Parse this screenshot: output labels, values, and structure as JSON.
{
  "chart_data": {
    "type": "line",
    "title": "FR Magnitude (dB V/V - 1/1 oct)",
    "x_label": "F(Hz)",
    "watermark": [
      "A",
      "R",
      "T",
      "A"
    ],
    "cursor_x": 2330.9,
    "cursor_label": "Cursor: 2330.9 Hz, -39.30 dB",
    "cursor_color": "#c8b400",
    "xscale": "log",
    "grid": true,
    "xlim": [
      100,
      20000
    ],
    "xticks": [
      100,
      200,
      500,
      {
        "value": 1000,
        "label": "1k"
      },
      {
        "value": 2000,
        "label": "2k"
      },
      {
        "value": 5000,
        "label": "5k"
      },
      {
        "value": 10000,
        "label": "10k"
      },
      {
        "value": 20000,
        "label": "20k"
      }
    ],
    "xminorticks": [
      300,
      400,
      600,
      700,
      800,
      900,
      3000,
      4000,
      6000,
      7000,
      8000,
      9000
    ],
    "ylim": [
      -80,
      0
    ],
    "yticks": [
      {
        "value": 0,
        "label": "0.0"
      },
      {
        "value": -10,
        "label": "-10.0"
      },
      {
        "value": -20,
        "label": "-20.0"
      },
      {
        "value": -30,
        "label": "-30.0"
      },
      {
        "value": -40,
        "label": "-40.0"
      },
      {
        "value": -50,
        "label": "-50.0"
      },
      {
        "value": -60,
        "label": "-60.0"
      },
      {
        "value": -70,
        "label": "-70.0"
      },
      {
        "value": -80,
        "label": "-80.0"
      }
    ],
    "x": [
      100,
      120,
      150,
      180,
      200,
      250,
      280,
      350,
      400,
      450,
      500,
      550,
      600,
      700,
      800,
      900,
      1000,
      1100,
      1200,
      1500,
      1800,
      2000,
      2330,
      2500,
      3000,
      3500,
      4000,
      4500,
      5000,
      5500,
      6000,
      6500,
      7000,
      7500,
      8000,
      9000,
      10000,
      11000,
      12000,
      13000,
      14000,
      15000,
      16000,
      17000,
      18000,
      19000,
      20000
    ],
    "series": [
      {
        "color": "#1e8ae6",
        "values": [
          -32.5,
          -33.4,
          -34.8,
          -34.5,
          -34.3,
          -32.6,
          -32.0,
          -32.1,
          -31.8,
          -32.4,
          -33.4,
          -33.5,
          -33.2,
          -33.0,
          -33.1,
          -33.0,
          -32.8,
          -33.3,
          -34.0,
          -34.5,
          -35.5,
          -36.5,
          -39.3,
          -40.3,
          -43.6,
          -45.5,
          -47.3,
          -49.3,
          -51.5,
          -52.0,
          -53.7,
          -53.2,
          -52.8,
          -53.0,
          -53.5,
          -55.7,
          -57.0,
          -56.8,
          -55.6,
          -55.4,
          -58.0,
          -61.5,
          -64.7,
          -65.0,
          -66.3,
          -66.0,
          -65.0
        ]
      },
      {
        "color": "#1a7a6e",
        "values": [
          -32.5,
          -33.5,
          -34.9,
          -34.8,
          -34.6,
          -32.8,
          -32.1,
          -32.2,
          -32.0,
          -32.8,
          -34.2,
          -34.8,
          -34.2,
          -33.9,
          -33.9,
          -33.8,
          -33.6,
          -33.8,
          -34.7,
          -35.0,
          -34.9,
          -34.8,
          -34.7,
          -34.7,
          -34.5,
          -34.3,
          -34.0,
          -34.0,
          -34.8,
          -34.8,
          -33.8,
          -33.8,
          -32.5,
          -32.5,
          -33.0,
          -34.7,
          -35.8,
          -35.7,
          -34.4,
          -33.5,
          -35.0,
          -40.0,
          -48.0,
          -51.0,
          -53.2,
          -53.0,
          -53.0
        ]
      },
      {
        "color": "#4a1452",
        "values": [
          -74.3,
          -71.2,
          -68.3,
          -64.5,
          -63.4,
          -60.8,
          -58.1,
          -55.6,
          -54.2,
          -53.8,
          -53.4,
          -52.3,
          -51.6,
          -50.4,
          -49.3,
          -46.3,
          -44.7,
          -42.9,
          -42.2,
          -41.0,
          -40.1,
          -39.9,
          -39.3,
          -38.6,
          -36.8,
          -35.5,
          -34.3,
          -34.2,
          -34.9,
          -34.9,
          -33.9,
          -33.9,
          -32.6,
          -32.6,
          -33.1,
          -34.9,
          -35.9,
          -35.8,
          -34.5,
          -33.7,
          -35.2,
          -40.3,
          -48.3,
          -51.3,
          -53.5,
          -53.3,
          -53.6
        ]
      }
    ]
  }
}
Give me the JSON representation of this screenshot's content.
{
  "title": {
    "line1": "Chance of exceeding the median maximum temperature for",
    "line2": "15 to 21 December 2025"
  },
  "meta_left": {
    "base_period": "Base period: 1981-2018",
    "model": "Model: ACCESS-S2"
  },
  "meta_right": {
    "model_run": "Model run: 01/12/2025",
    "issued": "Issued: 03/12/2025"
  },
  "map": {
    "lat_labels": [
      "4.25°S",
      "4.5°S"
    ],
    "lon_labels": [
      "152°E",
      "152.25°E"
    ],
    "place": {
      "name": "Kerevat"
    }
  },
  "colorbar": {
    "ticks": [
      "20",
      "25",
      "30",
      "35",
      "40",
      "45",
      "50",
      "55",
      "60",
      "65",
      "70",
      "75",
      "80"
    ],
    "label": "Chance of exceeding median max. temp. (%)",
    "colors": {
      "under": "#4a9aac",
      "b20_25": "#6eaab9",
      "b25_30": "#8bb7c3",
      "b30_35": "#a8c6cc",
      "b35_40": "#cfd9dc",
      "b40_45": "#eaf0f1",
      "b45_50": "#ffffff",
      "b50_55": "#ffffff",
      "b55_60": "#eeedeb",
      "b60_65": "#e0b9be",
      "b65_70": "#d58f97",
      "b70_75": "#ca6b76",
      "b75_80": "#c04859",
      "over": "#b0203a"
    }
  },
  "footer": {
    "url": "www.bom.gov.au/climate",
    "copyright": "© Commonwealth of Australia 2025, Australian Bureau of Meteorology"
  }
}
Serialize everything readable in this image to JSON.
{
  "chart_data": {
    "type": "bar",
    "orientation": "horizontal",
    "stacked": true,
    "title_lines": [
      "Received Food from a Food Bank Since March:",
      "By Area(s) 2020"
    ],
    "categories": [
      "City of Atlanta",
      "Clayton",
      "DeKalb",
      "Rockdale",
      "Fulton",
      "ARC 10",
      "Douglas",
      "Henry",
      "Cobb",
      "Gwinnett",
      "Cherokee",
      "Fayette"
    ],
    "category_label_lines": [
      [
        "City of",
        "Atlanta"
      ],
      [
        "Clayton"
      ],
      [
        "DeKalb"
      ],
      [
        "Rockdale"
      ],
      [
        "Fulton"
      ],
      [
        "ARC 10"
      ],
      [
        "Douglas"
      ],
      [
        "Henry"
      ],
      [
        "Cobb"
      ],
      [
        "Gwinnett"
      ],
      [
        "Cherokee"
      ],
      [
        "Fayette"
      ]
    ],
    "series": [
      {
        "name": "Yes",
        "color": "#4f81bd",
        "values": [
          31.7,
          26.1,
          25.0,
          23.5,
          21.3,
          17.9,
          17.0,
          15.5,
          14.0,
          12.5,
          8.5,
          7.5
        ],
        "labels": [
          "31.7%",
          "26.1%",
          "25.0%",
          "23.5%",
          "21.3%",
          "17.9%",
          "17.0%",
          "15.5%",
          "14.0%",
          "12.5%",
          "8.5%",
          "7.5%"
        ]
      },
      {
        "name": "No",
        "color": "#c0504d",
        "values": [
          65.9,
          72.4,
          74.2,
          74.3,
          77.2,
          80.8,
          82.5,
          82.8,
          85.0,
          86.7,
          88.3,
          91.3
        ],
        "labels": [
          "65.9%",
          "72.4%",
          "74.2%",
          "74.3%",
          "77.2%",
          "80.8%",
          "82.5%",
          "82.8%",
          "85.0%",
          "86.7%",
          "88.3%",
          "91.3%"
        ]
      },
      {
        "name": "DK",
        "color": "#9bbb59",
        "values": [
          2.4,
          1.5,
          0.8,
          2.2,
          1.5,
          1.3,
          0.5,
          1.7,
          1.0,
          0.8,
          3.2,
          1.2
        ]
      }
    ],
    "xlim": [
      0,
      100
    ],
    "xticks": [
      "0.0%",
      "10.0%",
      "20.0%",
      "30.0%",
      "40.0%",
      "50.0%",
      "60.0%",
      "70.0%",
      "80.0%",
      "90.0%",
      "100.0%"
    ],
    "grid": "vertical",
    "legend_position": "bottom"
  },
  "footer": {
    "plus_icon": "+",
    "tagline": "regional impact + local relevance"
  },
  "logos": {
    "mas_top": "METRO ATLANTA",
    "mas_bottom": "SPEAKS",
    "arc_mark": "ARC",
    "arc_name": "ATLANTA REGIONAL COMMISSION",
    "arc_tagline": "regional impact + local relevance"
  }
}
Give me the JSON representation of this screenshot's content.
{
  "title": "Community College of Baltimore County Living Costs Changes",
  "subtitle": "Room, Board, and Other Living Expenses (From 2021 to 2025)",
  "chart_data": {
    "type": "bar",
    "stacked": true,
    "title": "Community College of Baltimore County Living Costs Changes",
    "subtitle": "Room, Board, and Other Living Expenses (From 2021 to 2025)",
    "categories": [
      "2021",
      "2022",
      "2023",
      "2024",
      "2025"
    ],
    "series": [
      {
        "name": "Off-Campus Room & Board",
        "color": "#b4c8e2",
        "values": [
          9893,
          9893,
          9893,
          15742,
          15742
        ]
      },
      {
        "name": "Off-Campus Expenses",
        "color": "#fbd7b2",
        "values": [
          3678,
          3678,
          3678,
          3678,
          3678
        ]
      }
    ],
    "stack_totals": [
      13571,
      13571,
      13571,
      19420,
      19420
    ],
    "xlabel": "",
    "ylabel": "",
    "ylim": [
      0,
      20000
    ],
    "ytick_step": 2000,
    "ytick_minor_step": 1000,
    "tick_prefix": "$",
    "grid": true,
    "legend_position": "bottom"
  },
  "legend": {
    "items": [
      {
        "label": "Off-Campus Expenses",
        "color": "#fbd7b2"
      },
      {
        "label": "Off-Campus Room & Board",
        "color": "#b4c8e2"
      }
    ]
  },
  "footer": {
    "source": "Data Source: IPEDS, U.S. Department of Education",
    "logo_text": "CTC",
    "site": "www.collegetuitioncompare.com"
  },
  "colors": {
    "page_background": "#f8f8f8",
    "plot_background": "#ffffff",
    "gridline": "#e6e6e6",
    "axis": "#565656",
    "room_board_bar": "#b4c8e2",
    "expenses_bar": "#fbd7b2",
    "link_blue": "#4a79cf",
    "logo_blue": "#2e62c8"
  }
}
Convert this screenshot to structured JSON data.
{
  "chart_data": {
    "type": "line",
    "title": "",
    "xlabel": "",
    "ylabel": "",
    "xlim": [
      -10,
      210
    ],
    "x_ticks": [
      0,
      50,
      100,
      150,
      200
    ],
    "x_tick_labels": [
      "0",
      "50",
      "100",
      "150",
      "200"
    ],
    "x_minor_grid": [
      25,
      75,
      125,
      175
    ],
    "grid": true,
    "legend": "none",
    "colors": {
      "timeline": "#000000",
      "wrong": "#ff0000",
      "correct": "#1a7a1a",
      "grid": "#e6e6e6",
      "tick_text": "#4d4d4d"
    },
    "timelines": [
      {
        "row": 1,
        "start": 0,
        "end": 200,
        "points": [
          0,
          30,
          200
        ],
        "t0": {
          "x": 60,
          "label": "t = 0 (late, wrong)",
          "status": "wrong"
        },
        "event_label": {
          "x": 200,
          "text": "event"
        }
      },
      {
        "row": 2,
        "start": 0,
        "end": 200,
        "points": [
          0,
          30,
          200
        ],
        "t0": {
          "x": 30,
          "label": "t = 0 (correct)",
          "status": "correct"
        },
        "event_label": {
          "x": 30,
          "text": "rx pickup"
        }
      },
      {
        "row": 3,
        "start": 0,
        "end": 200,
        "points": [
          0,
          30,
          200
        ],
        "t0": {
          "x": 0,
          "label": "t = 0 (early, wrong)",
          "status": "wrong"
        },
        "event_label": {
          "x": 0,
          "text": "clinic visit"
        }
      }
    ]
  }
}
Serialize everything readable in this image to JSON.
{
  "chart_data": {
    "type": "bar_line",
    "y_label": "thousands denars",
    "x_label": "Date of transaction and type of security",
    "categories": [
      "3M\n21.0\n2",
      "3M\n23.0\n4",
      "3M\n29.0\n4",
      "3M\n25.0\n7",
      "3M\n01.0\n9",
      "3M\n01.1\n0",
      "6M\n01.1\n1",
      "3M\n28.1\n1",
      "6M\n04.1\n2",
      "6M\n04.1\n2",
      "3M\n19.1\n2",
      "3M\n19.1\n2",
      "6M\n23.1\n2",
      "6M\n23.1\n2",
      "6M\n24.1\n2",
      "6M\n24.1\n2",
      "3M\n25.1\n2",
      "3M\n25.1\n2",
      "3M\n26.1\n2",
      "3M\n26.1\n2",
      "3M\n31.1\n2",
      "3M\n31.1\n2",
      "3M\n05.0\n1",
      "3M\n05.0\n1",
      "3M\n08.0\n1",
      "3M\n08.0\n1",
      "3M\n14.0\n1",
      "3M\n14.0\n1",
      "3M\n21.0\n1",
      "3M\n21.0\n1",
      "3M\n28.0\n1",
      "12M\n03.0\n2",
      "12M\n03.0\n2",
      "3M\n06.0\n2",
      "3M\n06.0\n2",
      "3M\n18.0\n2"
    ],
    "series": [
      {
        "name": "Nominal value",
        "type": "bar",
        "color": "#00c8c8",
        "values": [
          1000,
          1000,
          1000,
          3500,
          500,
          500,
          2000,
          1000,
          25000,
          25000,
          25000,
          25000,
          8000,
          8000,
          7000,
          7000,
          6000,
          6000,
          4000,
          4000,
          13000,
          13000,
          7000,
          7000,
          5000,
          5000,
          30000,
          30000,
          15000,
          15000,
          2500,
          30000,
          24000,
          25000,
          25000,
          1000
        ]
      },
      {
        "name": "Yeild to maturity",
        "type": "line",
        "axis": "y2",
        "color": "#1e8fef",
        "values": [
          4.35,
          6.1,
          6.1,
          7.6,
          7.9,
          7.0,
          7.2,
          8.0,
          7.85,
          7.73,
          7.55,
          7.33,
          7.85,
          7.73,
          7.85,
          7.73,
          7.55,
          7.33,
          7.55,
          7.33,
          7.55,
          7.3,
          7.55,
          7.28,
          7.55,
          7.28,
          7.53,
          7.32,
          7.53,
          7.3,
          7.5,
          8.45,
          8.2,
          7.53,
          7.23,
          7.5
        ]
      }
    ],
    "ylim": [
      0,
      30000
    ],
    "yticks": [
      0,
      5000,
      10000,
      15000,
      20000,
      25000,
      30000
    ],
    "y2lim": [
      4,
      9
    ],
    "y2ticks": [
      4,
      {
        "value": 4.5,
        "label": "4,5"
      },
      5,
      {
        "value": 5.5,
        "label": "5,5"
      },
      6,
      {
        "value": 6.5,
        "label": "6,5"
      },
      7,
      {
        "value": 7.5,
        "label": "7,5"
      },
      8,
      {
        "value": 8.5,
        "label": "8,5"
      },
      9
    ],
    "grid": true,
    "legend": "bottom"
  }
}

- [To be done]:
From the listing above, pick out every line containing "correct".

- [Solved problem]:
      "correct": "#1a7a1a",
          "label": "t = 0 (correct)",
          "status": "correct"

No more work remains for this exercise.